● **Exercises**
A - List the real-world assets that the passage on Real-World Assets says a "colored" unit of bitcoin could represent.
B - Reproduce part of the passage on Real-World Assets word for word, beginning at "More than a" and stopping after "it left behind?".

● **Passage given**
※ ※ ※
More than a decade has passed. Technology has evolved, narratives have shifted, bubbles have come and gone—but the concept of Real-World Assets (RWA) has never truly left the stage. It’s been a persistent undercurrent, flickering in and out of Web3’s grand narrative built on speculation and imagination. Sometimes dressed up as NFTs, sometimes revived through STOs under the banner of regulatory compliance, and at other times directly linked to bonds or real estate, RWAs have become a way for institutions to cautiously dip their toes into onchain waters.

Now that the market is once again spotlighting RWA, we’re compelled to revisit a question that’s long been asked but rarely answered with clarity: Is RWA truly the bridge between Web2 and Web3? And along its winding journey through the blockchain world—what real, review-worthy traces has it left behind?

Part 1: Early Phantoms — Colored Coins and the Original Sin of Asset Fantasies

In 2012, the term "Colored Coins" was first introduced in the Bitcoin community. The idea was simple: by “coloring” a unit of bitcoin—essentially tagging it—it could represent a real-world asset, such as a house, a corporate bond, or even a piece of artwork. This act of "coloring" became one of the earliest known attempts at asset tokenization, and is widely regarded as the conceptual prototype of Real-World Assets (RWA) on the blockchain.
※ ※ ※
● **Material provided**
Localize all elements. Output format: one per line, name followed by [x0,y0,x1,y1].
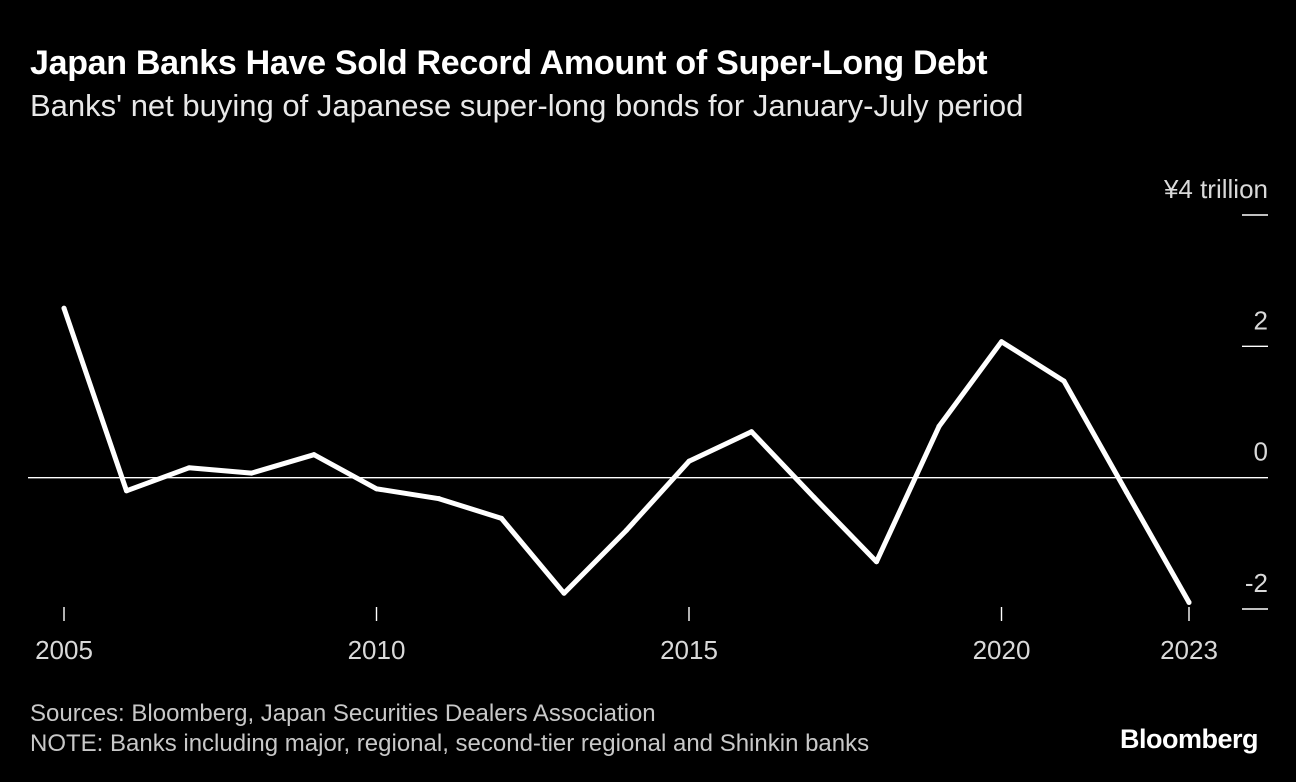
※ ※ ※
● **Worked solutions**
A -
a house
a corporate bond
a piece of artwork

B -
More than a decade has passed. Technology has evolved, narratives have shifted, bubbles have come and gone—but the concept of Real-World Assets (RWA) has never truly left the stage. It’s been a persistent undercurrent, flickering in and out of Web3’s grand narrative built on speculation and imagination. Sometimes dressed up as NFTs, sometimes revived through STOs under the banner of regulatory compliance, and at other times directly linked to bonds or real estate, RWAs have become a way for institutions to cautiously dip their toes into onchain waters.

Now that the market is once again spotlighting RWA, we’re compelled to revisit a question that’s long been asked but rarely answered with clarity: Is RWA truly the bridge between Web2 and Web3? And along its winding journey through the blockchain world—what real, review-worthy traces has it left behind?